### DATA LISTING

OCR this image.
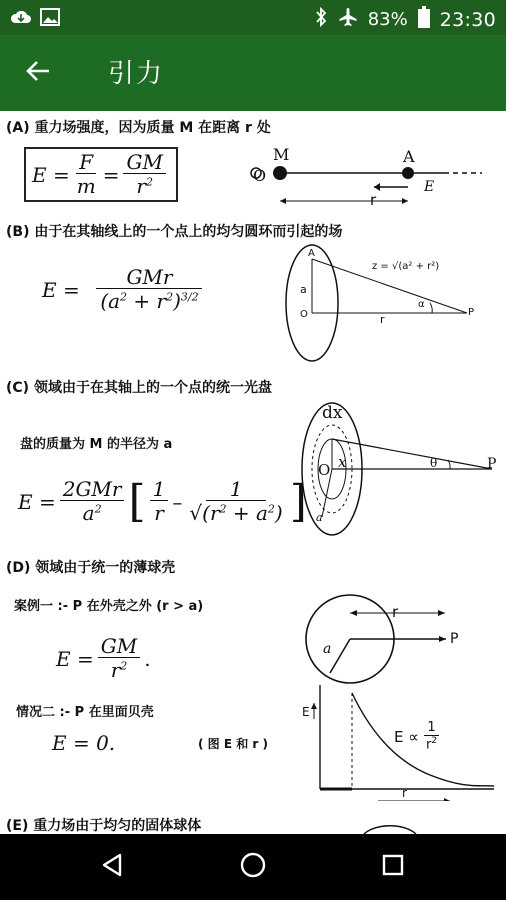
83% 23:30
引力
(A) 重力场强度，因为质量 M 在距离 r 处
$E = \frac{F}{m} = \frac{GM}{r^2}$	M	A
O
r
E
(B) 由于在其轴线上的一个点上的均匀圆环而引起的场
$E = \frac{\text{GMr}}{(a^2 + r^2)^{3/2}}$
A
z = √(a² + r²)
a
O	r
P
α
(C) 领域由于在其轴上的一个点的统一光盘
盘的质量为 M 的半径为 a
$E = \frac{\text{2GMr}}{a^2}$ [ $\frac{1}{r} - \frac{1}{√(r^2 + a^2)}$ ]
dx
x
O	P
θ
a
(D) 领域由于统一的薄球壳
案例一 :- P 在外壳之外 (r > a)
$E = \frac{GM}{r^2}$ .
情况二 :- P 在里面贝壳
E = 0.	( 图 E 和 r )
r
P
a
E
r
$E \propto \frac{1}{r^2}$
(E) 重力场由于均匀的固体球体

######

EXERCISE GOAL:
Write out the records above once more, word for word, with no pictures.

ANSWER:
OCR this image.
83% 23:30
引力
(A) 重力场强度，因为质量 M 在距离 r 处
$E = \frac{F}{m} = \frac{GM}{r^2}$	M	A
O
r
E
(B) 由于在其轴线上的一个点上的均匀圆环而引起的场
$E = \frac{\text{GMr}}{(a^2 + r^2)^{3/2}}$
A
z = √(a² + r²)
a
O	r
P
α
(C) 领域由于在其轴上的一个点的统一光盘
盘的质量为 M 的半径为 a
$E = \frac{\text{2GMr}}{a^2}$ [ $\frac{1}{r} - \frac{1}{√(r^2 + a^2)}$ ]
dx
x
O	P
θ
a
(D) 领域由于统一的薄球壳
案例一 :- P 在外壳之外 (r > a)
$E = \frac{GM}{r^2}$ .
情况二 :- P 在里面贝壳
E = 0.	( 图 E 和 r )
r
P
a
E
r
$E \propto \frac{1}{r^2}$
(E) 重力场由于均匀的固体球体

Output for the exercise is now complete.